**Work to be completed**
Please put every line of the rows below into a JSON list of strings, one string per line, skipping blank lines. Leave the pictures out of the answer.

■ ■ ■

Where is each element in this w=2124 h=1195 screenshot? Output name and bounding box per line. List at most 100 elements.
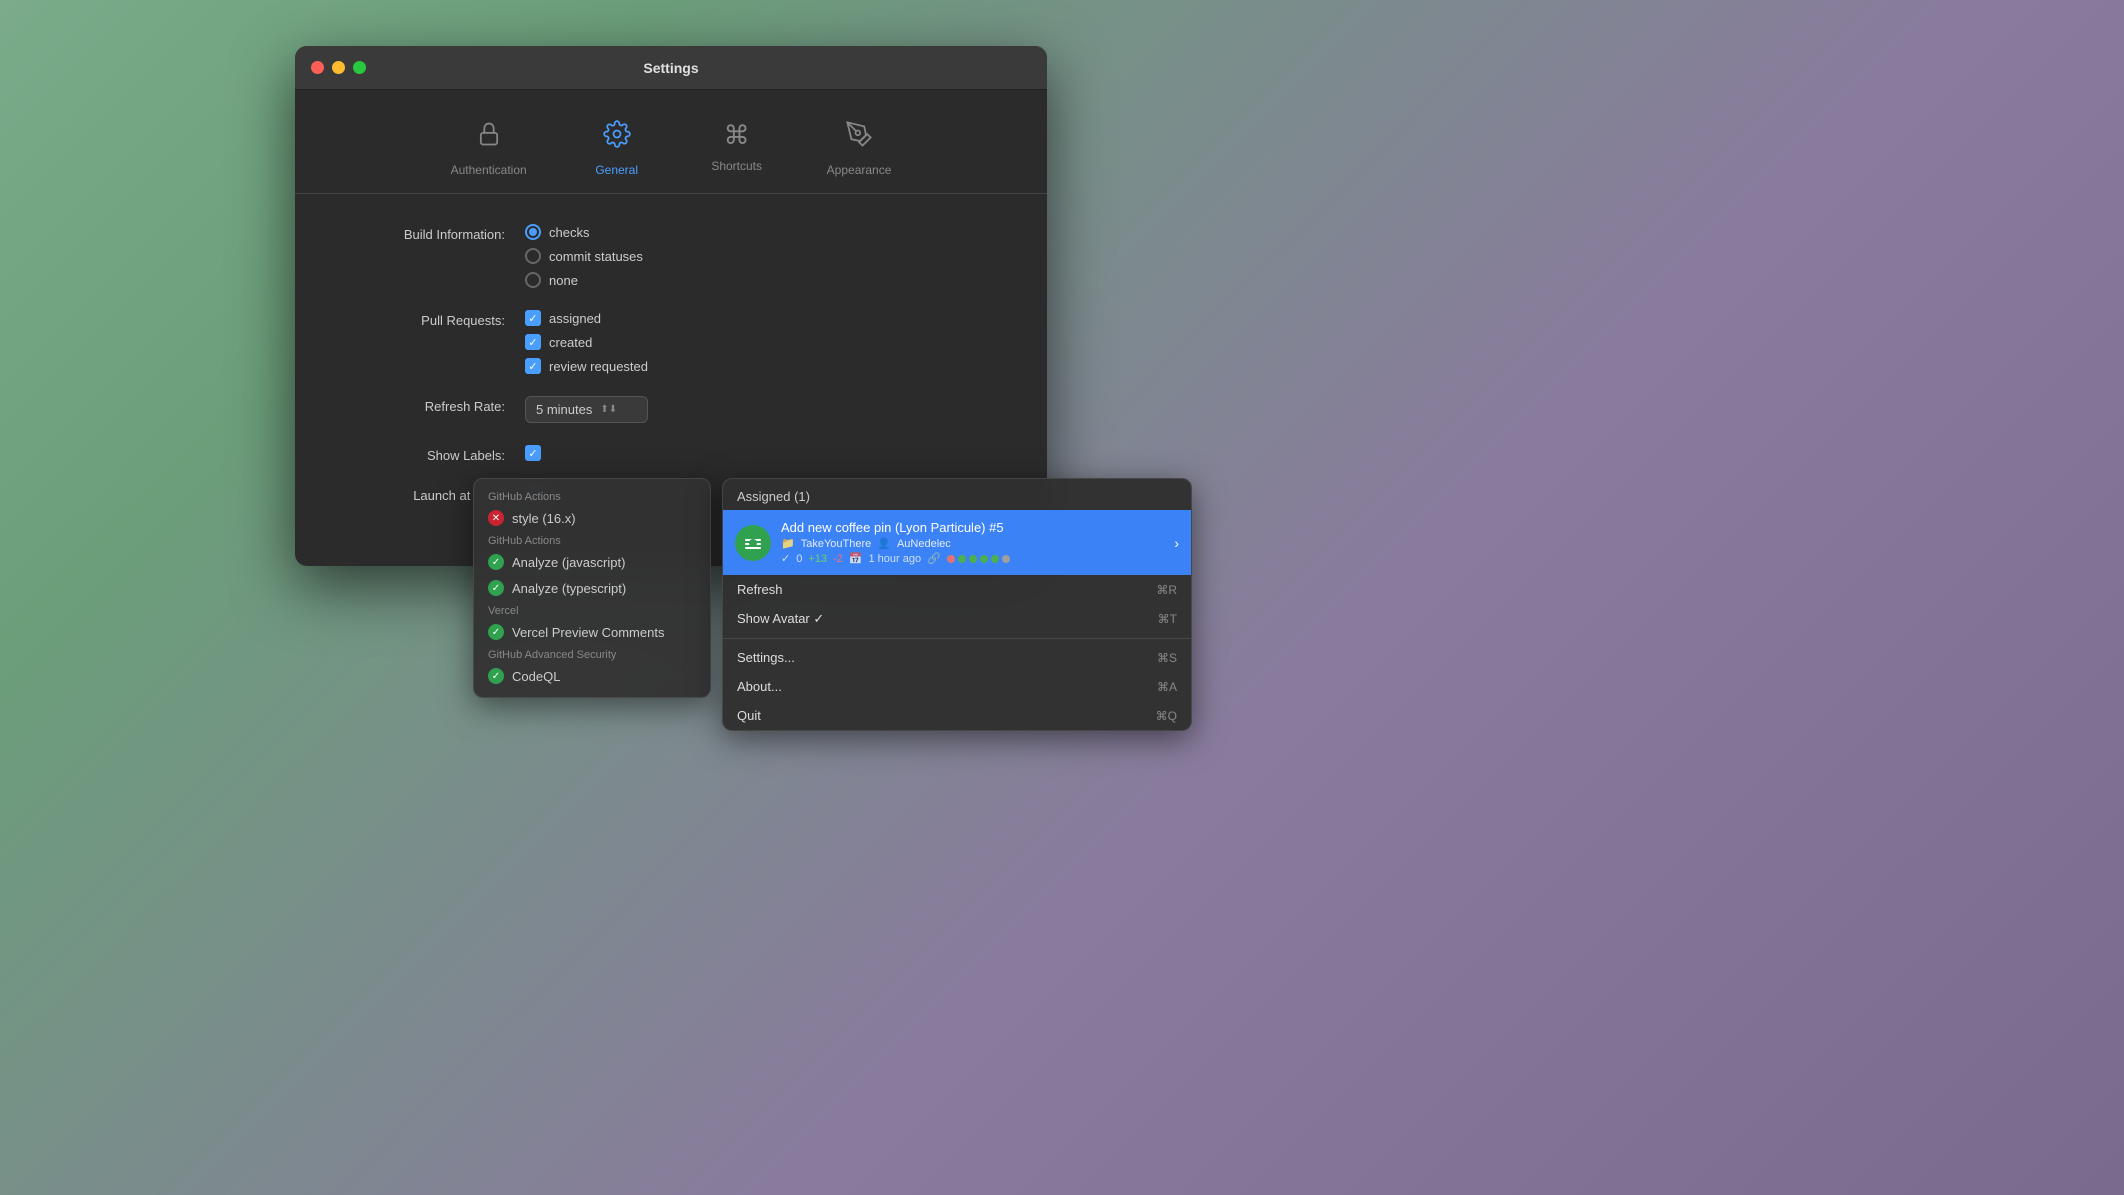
show-labels-checkbox[interactable]: ✓ [525, 445, 541, 461]
refresh-rate-select[interactable]: 5 minutes ⬆⬇ [525, 396, 648, 423]
pr-card[interactable]: Add new coffee pin (Lyon Particule) #5 📁… [723, 510, 1191, 575]
pr-commit-icon: 🔗 [927, 552, 941, 565]
pr-author-icon: 👤 [877, 537, 891, 550]
pr-avatar [735, 525, 771, 561]
dot-1 [947, 555, 955, 563]
tab-authentication[interactable]: Authentication [421, 110, 557, 193]
popup-item-vercel[interactable]: ✓ Vercel Preview Comments [474, 619, 710, 645]
checkbox-created-box: ✓ [525, 334, 541, 350]
select-arrows-icon: ⬆⬇ [600, 404, 617, 415]
popup-item-codeql-label: CodeQL [512, 669, 560, 684]
menu-item-quit-label: Quit [737, 708, 761, 723]
popup-section-vercel: Vercel [474, 601, 710, 619]
radio-none-label: none [549, 273, 578, 288]
refresh-rate-label: Refresh Rate: [355, 396, 525, 414]
context-divider-1 [723, 638, 1191, 639]
menu-item-refresh[interactable]: Refresh ⌘R [723, 575, 1191, 604]
popup-item-analyze-ts-label: Analyze (typescript) [512, 581, 626, 596]
refresh-rate-row: Refresh Rate: 5 minutes ⬆⬇ [355, 396, 987, 423]
show-labels-checkbox-box: ✓ [525, 445, 541, 461]
checkbox-created[interactable]: ✓ created [525, 334, 648, 350]
radio-commit-statuses-dot [525, 248, 541, 264]
menu-item-show-avatar-label: Show Avatar ✓ [737, 611, 824, 627]
context-menu: Assigned (1) Add new coffee pin (Lyon Pa… [722, 478, 1192, 731]
menu-item-settings-shortcut: ⌘S [1157, 651, 1177, 665]
status-success-icon-codeql: ✓ [488, 668, 504, 684]
show-labels-label: Show Labels: [355, 445, 525, 463]
checkbox-review-requested-box: ✓ [525, 358, 541, 374]
pr-checks: 0 [796, 553, 802, 565]
popup-item-style[interactable]: ✕ style (16.x) [474, 505, 710, 531]
menu-item-quit[interactable]: Quit ⌘Q [723, 701, 1191, 730]
popup-item-codeql[interactable]: ✓ CodeQL [474, 663, 710, 689]
checkbox-review-requested-label: review requested [549, 359, 648, 374]
radio-checks[interactable]: checks [525, 224, 643, 240]
popup-section-github-actions-2: GitHub Actions [474, 531, 710, 549]
radio-checks-dot [525, 224, 541, 240]
menu-item-about-shortcut: ⌘A [1157, 680, 1177, 694]
build-information-controls: checks commit statuses none [525, 224, 643, 288]
radio-commit-statuses-label: commit statuses [549, 249, 643, 264]
tab-general[interactable]: General [557, 110, 677, 193]
checkbox-assigned[interactable]: ✓ assigned [525, 310, 648, 326]
menu-item-show-avatar[interactable]: Show Avatar ✓ ⌘T [723, 604, 1191, 634]
popup-section-github-actions-1: GitHub Actions [474, 487, 710, 505]
menu-item-refresh-shortcut: ⌘R [1156, 583, 1177, 597]
pr-calendar-icon: 📅 [849, 552, 863, 565]
pr-meta-bottom: ✓ 0 +13 -2 📅 1 hour ago 🔗 [781, 552, 1164, 565]
popup-item-style-label: style (16.x) [512, 511, 576, 526]
radio-commit-statuses[interactable]: commit statuses [525, 248, 643, 264]
minimize-button[interactable] [332, 61, 345, 74]
maximize-button[interactable] [353, 61, 366, 74]
checkbox-assigned-box: ✓ [525, 310, 541, 326]
refresh-rate-value: 5 minutes [536, 402, 592, 417]
pr-title: Add new coffee pin (Lyon Particule) #5 [781, 520, 1164, 535]
pr-deletions: -2 [833, 553, 843, 565]
pr-time: 1 hour ago [869, 553, 922, 565]
popup-item-analyze-js[interactable]: ✓ Analyze (javascript) [474, 549, 710, 575]
menu-item-refresh-label: Refresh [737, 582, 783, 597]
popup-item-analyze-ts[interactable]: ✓ Analyze (typescript) [474, 575, 710, 601]
build-information-label: Build Information: [355, 224, 525, 242]
status-success-icon-js: ✓ [488, 554, 504, 570]
pr-meta-top: 📁 TakeYouThere 👤 AuNedelec [781, 537, 1164, 550]
radio-checks-label: checks [549, 225, 589, 240]
checkbox-created-label: created [549, 335, 592, 350]
radio-none-dot [525, 272, 541, 288]
pr-info: Add new coffee pin (Lyon Particule) #5 📁… [781, 520, 1164, 565]
dot-6 [1002, 555, 1010, 563]
build-information-row: Build Information: checks commit statuse… [355, 224, 987, 288]
popup-item-vercel-label: Vercel Preview Comments [512, 625, 664, 640]
status-success-icon-ts: ✓ [488, 580, 504, 596]
menu-item-about[interactable]: About... ⌘A [723, 672, 1191, 701]
authentication-icon [475, 120, 503, 155]
tab-shortcuts[interactable]: ⌘ Shortcuts [677, 110, 797, 193]
tab-authentication-label: Authentication [451, 163, 527, 177]
shortcuts-icon: ⌘ [724, 120, 750, 151]
menu-item-settings[interactable]: Settings... ⌘S [723, 643, 1191, 672]
title-bar: Settings [295, 46, 1047, 90]
pr-author: AuNedelec [897, 538, 951, 550]
tab-shortcuts-label: Shortcuts [711, 159, 762, 173]
status-fail-icon: ✕ [488, 510, 504, 526]
dot-4 [980, 555, 988, 563]
pr-repo-icon: 📁 [781, 537, 795, 550]
assigned-title: Assigned (1) [737, 489, 810, 504]
tabs-container: Authentication General ⌘ Shortcuts [295, 90, 1047, 194]
tab-appearance[interactable]: Appearance [797, 110, 922, 193]
tab-appearance-label: Appearance [827, 163, 892, 177]
checkbox-assigned-label: assigned [549, 311, 601, 326]
assigned-header: Assigned (1) [723, 479, 1191, 510]
general-icon [603, 120, 631, 155]
pull-requests-controls: ✓ assigned ✓ created ✓ review requested [525, 310, 648, 374]
status-success-icon-vercel: ✓ [488, 624, 504, 640]
pr-additions: +13 [808, 553, 827, 565]
checkbox-review-requested[interactable]: ✓ review requested [525, 358, 648, 374]
radio-none[interactable]: none [525, 272, 643, 288]
menu-item-show-avatar-shortcut: ⌘T [1158, 612, 1177, 626]
tab-general-label: General [595, 163, 638, 177]
close-button[interactable] [311, 61, 324, 74]
pr-chevron-icon: › [1174, 535, 1179, 551]
popup-section-advanced-security: GitHub Advanced Security [474, 645, 710, 663]
pull-requests-label: Pull Requests: [355, 310, 525, 328]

■ ■ ■

**Reply**
[
  "Where is each element in this w=2124 h=1195 screenshot? Output name and bounding box per line. List at most 100 elements.",
  "show-labels-checkbox[interactable]: ✓ [525, 445, 541, 461]",
  "refresh-rate-select[interactable]: 5 minutes ⬆⬇ [525, 396, 648, 423]",
  "pr-card[interactable]: Add new coffee pin (Lyon Particule) #5 📁… [723, 510, 1191, 575]",
  "pr-commit-icon: 🔗 [927, 552, 941, 565]",
  "pr-author-icon: 👤 [877, 537, 891, 550]",
  "pr-avatar [735, 525, 771, 561]",
  "dot-1 [947, 555, 955, 563]",
  "tab-authentication[interactable]: Authentication [421, 110, 557, 193]",
  "popup-item-vercel[interactable]: ✓ Vercel Preview Comments [474, 619, 710, 645]",
  "checkbox-created-box: ✓ [525, 334, 541, 350]",
  "select-arrows-icon: ⬆⬇ [600, 404, 617, 415]",
  "popup-item-codeql-label: CodeQL [512, 669, 560, 684]",
  "menu-item-quit-label: Quit [737, 708, 761, 723]",
  "popup-section-vercel: Vercel [474, 601, 710, 619]",
  "radio-none-label: none [549, 273, 578, 288]",
  "refresh-rate-label: Refresh Rate: [355, 396, 525, 414]",
  "context-divider-1 [723, 638, 1191, 639]",
  "menu-item-refresh[interactable]: Refresh ⌘R [723, 575, 1191, 604]",
  "popup-item-analyze-ts-label: Analyze (typescript) [512, 581, 626, 596]",
  "refresh-rate-row: Refresh Rate: 5 minutes ⬆⬇ [355, 396, 987, 423]",
  "show-labels-checkbox-box: ✓ [525, 445, 541, 461]",
  "checkbox-created[interactable]: ✓ created [525, 334, 648, 350]",
  "radio-commit-statuses-dot [525, 248, 541, 264]",
  "menu-item-show-avatar-label: Show Avatar ✓ [737, 611, 824, 627]",
  "context-menu: Assigned (1) Add new coffee pin (Lyon Pa… [722, 478, 1192, 731]",
  "menu-item-settings-shortcut: ⌘S [1157, 651, 1177, 665]",
  "status-success-icon-codeql: ✓ [488, 668, 504, 684]",
  "show-labels-label: Show Labels: [355, 445, 525, 463]",
  "checkbox-review-requested-box: ✓ [525, 358, 541, 374]",
  "pr-checks: 0 [796, 553, 802, 565]",
  "popup-item-style[interactable]: ✕ style (16.x) [474, 505, 710, 531]",
  "menu-item-quit[interactable]: Quit ⌘Q [723, 701, 1191, 730]",
  "popup-item-codeql[interactable]: ✓ CodeQL [474, 663, 710, 689]",
  "checkbox-review-requested-label: review requested [549, 359, 648, 374]",
  "radio-checks[interactable]: checks [525, 224, 643, 240]",
  "popup-section-github-actions-2: GitHub Actions [474, 531, 710, 549]",
  "radio-checks-dot [525, 224, 541, 240]",
  "menu-item-about-shortcut: ⌘A [1157, 680, 1177, 694]",
  "build-information-controls: checks commit statuses none [525, 224, 643, 288]",
  "radio-commit-statuses-label: commit statuses [549, 249, 643, 264]",
  "tab-general[interactable]: General [557, 110, 677, 193]",
  "checkbox-assigned[interactable]: ✓ assigned [525, 310, 648, 326]",
  "menu-item-show-avatar[interactable]: Show Avatar ✓ ⌘T [723, 604, 1191, 634]",
  "popup-section-github-actions-1: GitHub Actions [474, 487, 710, 505]",
  "menu-item-refresh-shortcut: ⌘R [1156, 583, 1177, 597]",
  "pr-calendar-icon: 📅 [849, 552, 863, 565]",
  "pr-meta-bottom: ✓ 0 +13 -2 📅 1 hour ago 🔗 [781, 552, 1164, 565]",
  "popup-item-style-label: style (16.x) [512, 511, 576, 526]",
  "radio-commit-statuses[interactable]: commit statuses [525, 248, 643, 264]",
  "minimize-button[interactable] [332, 61, 345, 74]",
  "maximize-button[interactable] [353, 61, 366, 74]",
  "checkbox-assigned-box: ✓ [525, 310, 541, 326]",
  "refresh-rate-value: 5 minutes [536, 402, 592, 417]",
  "pr-title: Add new coffee pin (Lyon Particule) #5 [781, 520, 1164, 535]",
  "pr-deletions: -2 [833, 553, 843, 565]",
  "pr-time: 1 hour ago [869, 553, 922, 565]",
  "popup-item-analyze-js[interactable]: ✓ Analyze (javascript) [474, 549, 710, 575]",
  "menu-item-refresh-label: Refresh [737, 582, 783, 597]",
  "popup-item-analyze-ts[interactable]: ✓ Analyze (typescript) [474, 575, 710, 601]",
  "build-information-label: Build Information: [355, 224, 525, 242]",
  "status-success-icon-js: ✓ [488, 554, 504, 570]",
  "pr-meta-top: 📁 TakeYouThere 👤 AuNedelec [781, 537, 1164, 550]",
  "radio-checks-label: checks [549, 225, 589, 240]",
  "checkbox-created-label: created [549, 335, 592, 350]",
  "radio-none-dot [525, 272, 541, 288]",
  "pr-info: Add new coffee pin (Lyon Particule) #5 📁… [781, 520, 1164, 565]",
  "dot-6 [1002, 555, 1010, 563]",
  "build-information-row: Build Information: checks commit statuse… [355, 224, 987, 288]",
  "popup-item-vercel-label: Vercel Preview Comments [512, 625, 664, 640]",
  "status-success-icon-ts: ✓ [488, 580, 504, 596]",
  "menu-item-about[interactable]: About... ⌘A [723, 672, 1191, 701]",
  "authentication-icon [475, 120, 503, 155]",
  "tab-shortcuts[interactable]: ⌘ Shortcuts [677, 110, 797, 193]",
  "tab-authentication-label: Authentication [451, 163, 527, 177]",
  "shortcuts-icon: ⌘ [724, 120, 750, 151]",
  "menu-item-settings[interactable]: Settings... ⌘S [723, 643, 1191, 672]",
  "title-bar: Settings [295, 46, 1047, 90]",
  "pr-author: AuNedelec [897, 538, 951, 550]",
  "tab-shortcuts-label: Shortcuts [711, 159, 762, 173]",
  "status-fail-icon: ✕ [488, 510, 504, 526]",
  "dot-4 [980, 555, 988, 563]",
  "pr-repo-icon: 📁 [781, 537, 795, 550]",
  "assigned-title: Assigned (1) [737, 489, 810, 504]",
  "tabs-container: Authentication General ⌘ Shortcuts [295, 90, 1047, 194]",
  "tab-appearance[interactable]: Appearance [797, 110, 922, 193]",
  "tab-appearance-label: Appearance [827, 163, 892, 177]",
  "checkbox-assigned-label: assigned [549, 311, 601, 326]",
  "assigned-header: Assigned (1) [723, 479, 1191, 510]",
  "general-icon [603, 120, 631, 155]",
  "pull-requests-controls: ✓ assigned ✓ created ✓ review requested [525, 310, 648, 374]",
  "status-success-icon-vercel: ✓ [488, 624, 504, 640]",
  "pr-additions: +13 [808, 553, 827, 565]",
  "checkbox-review-requested[interactable]: ✓ review requested [525, 358, 648, 374]",
  "radio-none[interactable]: none [525, 272, 643, 288]",
  "menu-item-show-avatar-shortcut: ⌘T [1158, 612, 1177, 626]",
  "tab-general-label: General [595, 163, 638, 177]",
  "close-button[interactable] [311, 61, 324, 74]",
  "pr-chevron-icon: › [1174, 535, 1179, 551]",
  "popup-section-advanced-security: GitHub Advanced Security [474, 645, 710, 663]",
  "pull-requests-label: Pull Requests: [355, 310, 525, 328]"
]